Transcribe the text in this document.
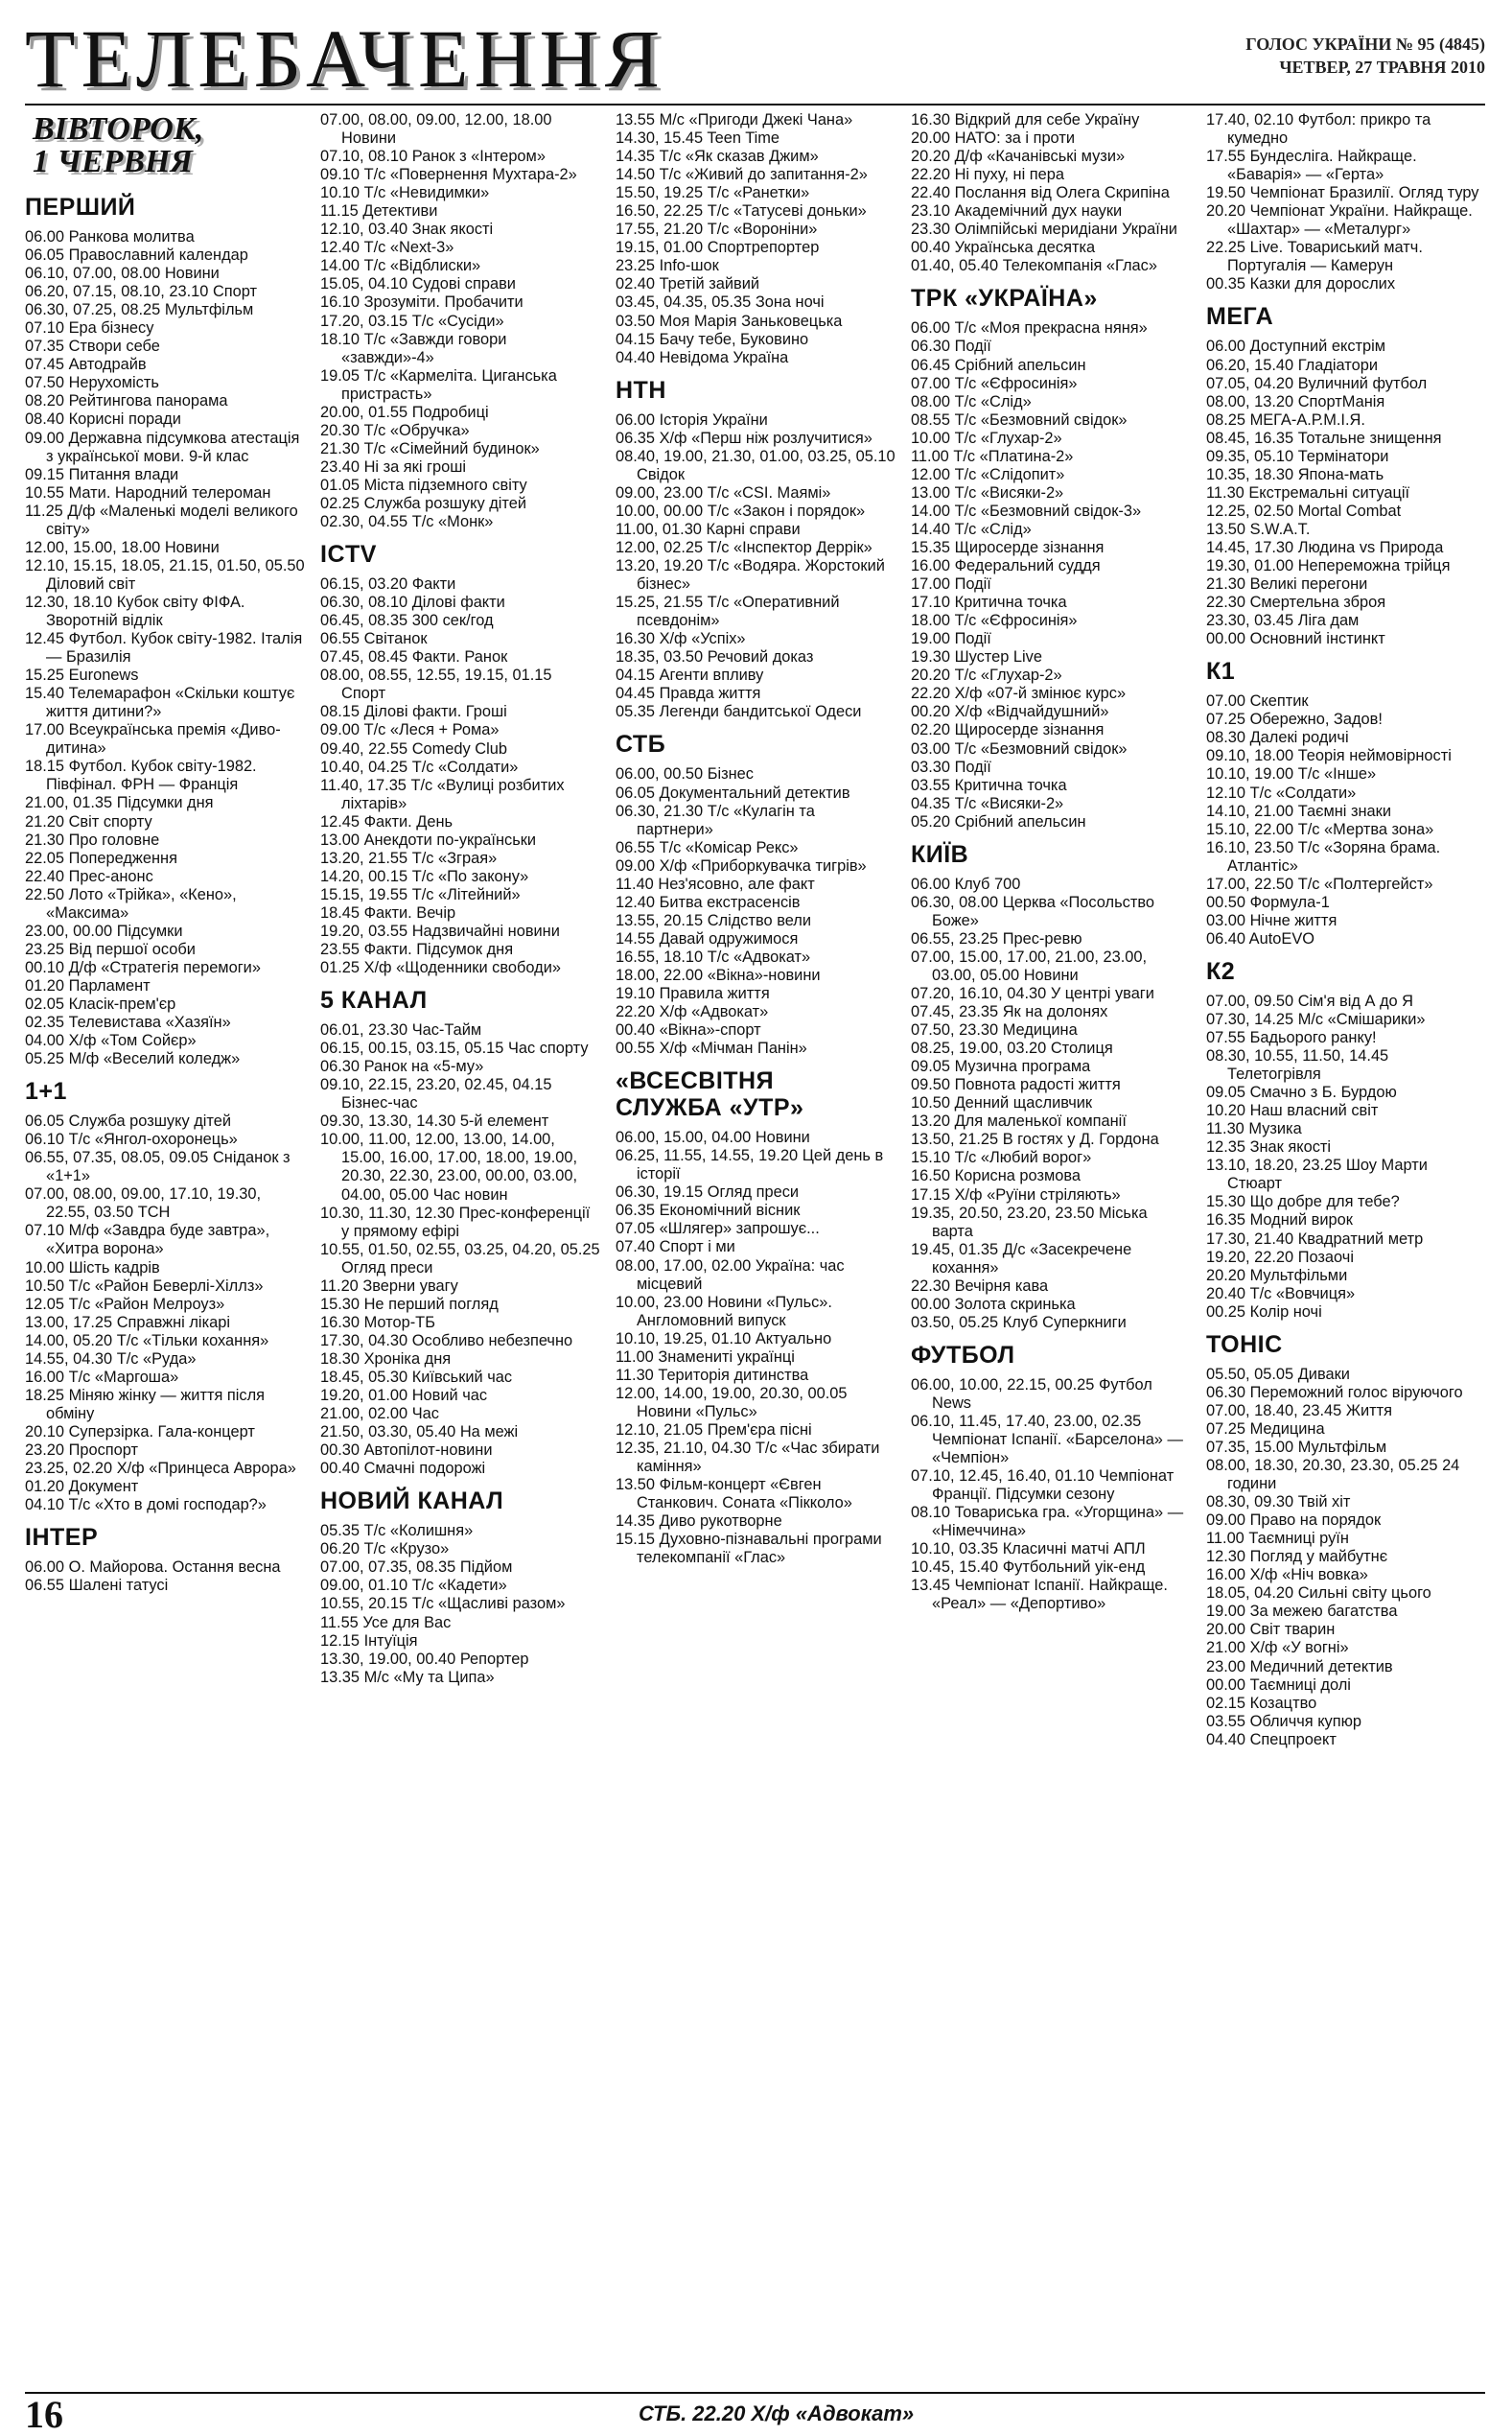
ТЕЛЕБАЧЕННЯ	ГОЛОС УКРАЇНИ № 95 (4845)
ЧЕТВЕР, 27 ТРАВНЯ 2010
ВІВТОРОК,
1 ЧЕРВНЯ
ПЕРШИЙ
06.00 Ранкова молитва
06.05 Православний календар
06.10, 07.00, 08.00 Новини
06.20, 07.15, 08.10, 23.10 Спорт
06.30, 07.25, 08.25 Мультфільм
07.10 Ера бізнесу
07.35 Створи себе
07.45 Автодрайв
07.50 Нерухомість
08.20 Рейтингова панорама
08.40 Корисні поради
09.00 Державна підсумкова атестація з української мови. 9-й клас
09.15 Питання влади
10.55 Мати. Народний телероман
11.25 Д/ф «Маленькі моделі великого світу»
12.00, 15.00, 18.00 Новини
12.10, 15.15, 18.05, 21.15, 01.50, 05.50 Діловий світ
12.30, 18.10 Кубок світу ФІФА. Зворотній відлік
12.45 Футбол. Кубок світу-1982. Італія — Бразилія
15.25 Euronews
15.40 Телемарафон «Скільки коштує життя дитини?»
17.00 Всеукраїнська премія «Диво-дитина»
18.15 Футбол. Кубок світу-1982. Півфінал. ФРН — Франція
21.00, 01.35 Підсумки дня
21.20 Світ спорту
21.30 Про головне
22.05 Попередження
22.40 Прес-анонс
22.50 Лото «Трійка», «Кено», «Максима»
23.00, 00.00 Підсумки
23.25 Від першої особи
00.10 Д/ф «Стратегія перемоги»
01.20 Парламент
02.05 Класік-прем'єр
02.35 Телевистава «Хазяїн»
04.00 Х/ф «Том Сойєр»
05.25 М/ф «Веселий коледж»
1+1
06.05 Служба розшуку дітей
06.10 Т/с «Янгол-охоронець»
06.55, 07.35, 08.05, 09.05 Сніданок з «1+1»
07.00, 08.00, 09.00, 17.10, 19.30, 22.55, 03.50 ТСН
07.10 М/ф «Завдра буде завтра», «Хитра ворона»
10.00 Шість кадрів
10.50 Т/с «Район Беверлі-Хіллз»
12.05 Т/с «Район Мелроуз»
13.00, 17.25 Справжні лікарі
14.00, 05.20 Т/с «Тільки кохання»
14.55, 04.30 Т/с «Руда»
16.00 Т/с «Маргоша»
18.25 Міняю жінку — життя після обміну
20.10 Суперзірка. Гала-концерт
23.20 Проспорт
23.25, 02.20 Х/ф «Принцеса Аврора»
01.20 Документ
04.10 Т/с «Хто в домі господар?»
ІНТЕР
06.00 О. Майорова. Остання весна
06.55 Шалені татусі
07.00, 08.00, 09.00, 12.00, 18.00 Новини
07.10, 08.10 Ранок з «Інтером»
09.10 Т/с «Повернення Мухтара-2»
10.10 Т/с «Невидимки»
11.15 Детективи
12.10, 03.40 Знак якості
12.40 Т/с «Next-3»
14.00 Т/с «Відблиски»
15.05, 04.10 Судові справи
16.10 Зрозуміти. Пробачити
17.20, 03.15 Т/с «Сусіди»
18.10 Т/с «Завжди говори «завжди»-4»
19.05 Т/с «Кармеліта. Циганська пристрасть»
20.00, 01.55 Подробиці
20.30 Т/с «Обручка»
21.30 Т/с «Сімейний будинок»
23.40 Ні за які гроші
01.05 Міста підземного світу
02.25 Служба розшуку дітей
02.30, 04.55 Т/с «Монк»
ICTV
06.15, 03.20 Факти
06.30, 08.10 Ділові факти
06.45, 08.35 300 сек/год
06.55 Світанок
07.45, 08.45 Факти. Ранок
08.00, 08.55, 12.55, 19.15, 01.15 Спорт
08.15 Ділові факти. Гроші
09.00 Т/с «Леся + Рома»
09.40, 22.55 Comedy Club
10.40, 04.25 Т/с «Солдати»
11.40, 17.35 Т/с «Вулиці розбитих ліхтарів»
12.45 Факти. День
13.00 Анекдоти по-українськи
13.20, 21.55 Т/с «Зграя»
14.20, 00.15 Т/с «По закону»
15.15, 19.55 Т/с «Літейний»
18.45 Факти. Вечір
19.20, 03.55 Надзвичайні новини
23.55 Факти. Підсумок дня
01.25 Х/ф «Щоденники свободи»
5 КАНАЛ
06.01, 23.30 Час-Тайм
06.15, 00.15, 03.15, 05.15 Час спорту
06.30 Ранок на «5-му»
09.10, 22.15, 23.20, 02.45, 04.15 Бізнес-час
09.30, 13.30, 14.30 5-й елемент
10.00, 11.00, 12.00, 13.00, 14.00, 15.00, 16.00, 17.00, 18.00, 19.00, 20.30, 22.30, 23.00, 00.00, 03.00, 04.00, 05.00 Час новин
10.30, 11.30, 12.30 Прес-конференції у прямому ефірі
10.55, 01.50, 02.55, 03.25, 04.20, 05.25 Огляд преси
11.20 Зверни увагу
15.30 Не перший погляд
16.30 Мотор-ТБ
17.30, 04.30 Особливо небезпечно
18.30 Хроніка дня
18.45, 05.30 Київський час
19.20, 01.00 Новий час
21.00, 02.00 Час
21.50, 03.30, 05.40 На межі
00.30 Автопілот-новини
00.40 Смачні подорожі
НОВИЙ КАНАЛ
05.35 Т/с «Колишня»
06.20 Т/с «Крузо»
07.00, 07.35, 08.35 Підйом
09.00, 01.10 Т/с «Кадети»
10.55, 20.15 Т/с «Щасливі разом»
11.55 Усе для Вас
12.15 Інтуїція
13.30, 19.00, 00.40 Репортер
13.35 М/с «Му та Ципа»
13.55 М/с «Пригоди Джекі Чана»
14.30, 15.45 Teen Time
14.35 Т/с «Як сказав Джим»
14.50 Т/с «Живий до запитання-2»
15.50, 19.25 Т/с «Ранетки»
16.50, 22.25 Т/с «Татусеві доньки»
17.55, 21.20 Т/с «Вороніни»
19.15, 01.00 Спортрепортер
23.25 Info-шок
02.40 Третій зайвий
03.45, 04.35, 05.35 Зона ночі
03.50 Моя Марія Заньковецька
04.15 Бачу тебе, Буковино
04.40 Невідома Україна
НТН
06.00 Історія України
06.35 Х/ф «Перш ніж розлучитися»
08.40, 19.00, 21.30, 01.00, 03.25, 05.10 Свідок
09.00, 23.00 Т/с «CSI. Маямі»
10.00, 00.00 Т/с «Закон і порядок»
11.00, 01.30 Карні справи
12.00, 02.25 Т/с «Інспектор Деррік»
13.20, 19.20 Т/с «Водяра. Жорстокий бізнес»
15.25, 21.55 Т/с «Оперативний псевдонім»
16.30 Х/ф «Успіх»
18.35, 03.50 Речовий доказ
04.15 Агенти впливу
04.45 Правда життя
05.35 Легенди бандитської Одеси
СТБ
06.00, 00.50 Бізнес
06.05 Документальний детектив
06.30, 21.30 Т/с «Кулагін та партнери»
06.55 Т/с «Комісар Рекс»
09.00 Х/ф «Приборкувачка тигрів»
11.40 Нез'ясовно, але факт
12.40 Битва екстрасенсів
13.55, 20.15 Слідство вели
14.55 Давай одружимося
16.55, 18.10 Т/с «Адвокат»
18.00, 22.00 «Вікна»-новини
19.10 Правила життя
22.20 Х/ф «Адвокат»
00.40 «Вікна»-спорт
00.55 Х/ф «Мічман Панін»
«ВСЕСВІТНЯ
СЛУЖБА «УТР»
06.00, 15.00, 04.00 Новини
06.25, 11.55, 14.55, 19.20 Цей день в історії
06.30, 19.15 Огляд преси
06.35 Економічний вісник
07.05 «Шлягер» запрошує...
07.40 Спорт і ми
08.00, 17.00, 02.00 Україна: час місцевий
10.00, 23.00 Новини «Пульс». Англомовний випуск
10.10, 19.25, 01.10 Актуально
11.00 Знамениті українці
11.30 Територія дитинства
12.00, 14.00, 19.00, 20.30, 00.05 Новини «Пульс»
12.10, 21.05 Прем'єра пісні
12.35, 21.10, 04.30 Т/с «Час збирати каміння»
13.50 Фільм-концерт «Євген Станкович. Соната «Пікколо»
14.35 Диво рукотворне
15.15 Духовно-пізнавальні програми телекомпанії «Глас»
16.30 Відкрий для себе Україну
20.00 НАТО: за і проти
20.20 Д/ф «Качанівські музи»
22.20 Ні пуху, ні пера
22.40 Послання від Олега Скрипіна
23.10 Академічний дух науки
23.30 Олімпійські меридіани України
00.40 Українська десятка
01.40, 05.40 Телекомпанія «Глас»
ТРК «УКРАЇНА»
06.00 Т/с «Моя прекрасна няня»
06.30 Події
06.45 Срібний апельсин
07.00 Т/с «Єфросинія»
08.00 Т/с «Слід»
08.55 Т/с «Безмовний свідок»
10.00 Т/с «Глухар-2»
11.00 Т/с «Платина-2»
12.00 Т/с «Слідопит»
13.00 Т/с «Висяки-2»
14.00 Т/с «Безмовний свідок-3»
14.40 Т/с «Слід»
15.35 Щиросерде зізнання
16.00 Федеральний суддя
17.00 Події
17.10 Критична точка
18.00 Т/с «Єфросинія»
19.00 Події
19.30 Шустер Live
20.20 Т/с «Глухар-2»
22.20 Х/ф «07-й змінює курс»
00.20 Х/ф «Відчайдушний»
02.20 Щиросерде зізнання
03.00 Т/с «Безмовний свідок»
03.30 Події
03.55 Критична точка
04.35 Т/с «Висяки-2»
05.20 Срібний апельсин
КИЇВ
06.00 Клуб 700
06.30, 08.00 Церква «Посольство Боже»
06.55, 23.25 Прес-ревю
07.00, 15.00, 17.00, 21.00, 23.00, 03.00, 05.00 Новини
07.20, 16.10, 04.30 У центрі уваги
07.45, 23.35 Як на долонях
07.50, 23.30 Медицина
08.25, 19.00, 03.20 Столиця
09.05 Музична програма
09.50 Повнота радості життя
10.50 Денний щасливчик
13.20 Для маленької компанії
13.50, 21.25 В гостях у Д. Гордона
15.10 Т/с «Любий ворог»
16.50 Корисна розмова
17.15 Х/ф «Руїни стріляють»
19.35, 20.50, 23.20, 23.50 Міська варта
19.45, 01.35 Д/с «Засекречене кохання»
22.30 Вечірня кава
00.00 Золота скринька
03.50, 05.25 Клуб Суперкниги
ФУТБОЛ
06.00, 10.00, 22.15, 00.25 Футбол News
06.10, 11.45, 17.40, 23.00, 02.35 Чемпіонат Іспанії. «Барселона» — «Чемпіон»
07.10, 12.45, 16.40, 01.10 Чемпіонат Франції. Підсумки сезону
08.10 Товариська гра. «Угорщина» — «Німеччина»
10.10, 03.35 Класичні матчі АПЛ
10.45, 15.40 Футбольний уік-енд
13.45 Чемпіонат Іспанії. Найкраще. «Реал» — «Депортиво»
17.40, 02.10 Футбол: прикро та кумедно
17.55 Бундесліга. Найкраще. «Баварія» — «Герта»
19.50 Чемпіонат Бразилії. Огляд туру
20.20 Чемпіонат України. Найкраще. «Шахтар» — «Металург»
22.25 Live. Товариський матч. Португалія — Камерун
00.35 Казки для дорослих
МЕГА
06.00 Доступний екстрім
06.20, 15.40 Гладіатори
07.05, 04.20 Вуличний футбол
08.00, 13.20 СпортМанія
08.25 МЕГА-А.Р.М.І.Я.
08.45, 16.35 Тотальне знищення
09.35, 05.10 Термінатори
10.35, 18.30 Япона-мать
11.30 Екстремальні ситуації
12.25, 02.50 Mortal Combat
13.50 S.W.A.T.
14.45, 17.30 Людина vs Природа
19.30, 01.00 Непереможна трійця
21.30 Великі перегони
22.30 Смертельна зброя
23.30, 03.45 Ліга дам
00.00 Основний інстинкт
К1
07.00 Скептик
07.25 Обережно, Задов!
08.30 Далекі родичі
09.10, 18.00 Теорія неймовірності
10.10, 19.00 Т/с «Інше»
12.10 Т/с «Солдати»
14.10, 21.00 Таємні знаки
15.10, 22.00 Т/с «Мертва зона»
16.10, 23.50 Т/с «Зоряна брама. Атлантіс»
17.00, 22.50 Т/с «Полтергейст»
00.50 Формула-1
03.00 Нічне життя
06.40 AutoEVO
К2
07.00, 09.50 Сім'я від А до Я
07.30, 14.25 М/с «Смішарики»
07.55 Бадьорого ранку!
08.30, 10.55, 11.50, 14.45 Телетогрівля
09.05 Смачно з Б. Бурдою
10.20 Наш власний світ
11.30 Музика
12.35 Знак якості
13.10, 18.20, 23.25 Шоу Марти Стюарт
15.30 Що добре для тебе?
16.35 Модний вирок
17.30, 21.40 Квадратний метр
19.20, 22.20 Позаочі
20.20 Мультфільми
20.40 Т/с «Вовчиця»
00.25 Колір ночі
ТОНІС
05.50, 05.05 Диваки
06.30 Переможний голос віруючого
07.00, 18.40, 23.45 Життя
07.25 Медицина
07.35, 15.00 Мультфільм
08.00, 18.30, 20.30, 23.30, 05.25 24 години
08.30, 09.30 Твій хіт
09.00 Право на порядок
11.00 Таємниці руїн
12.30 Погляд у майбутнє
16.00 Х/ф «Ніч вовка»
18.05, 04.20 Сильні світу цього
19.00 За межею багатства
20.00 Світ тварин
21.00 Х/ф «У вогні»
23.00 Медичний детектив
00.00 Таємниці долі
02.15 Козацтво
03.55 Обличчя купюр
04.40 Спецпроект
16	СТБ. 22.20 Х/ф «Адвокат»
⁂
> **Task**: What is the number of lines containing "дітей"? Give that number only.

> **The completed task**: 2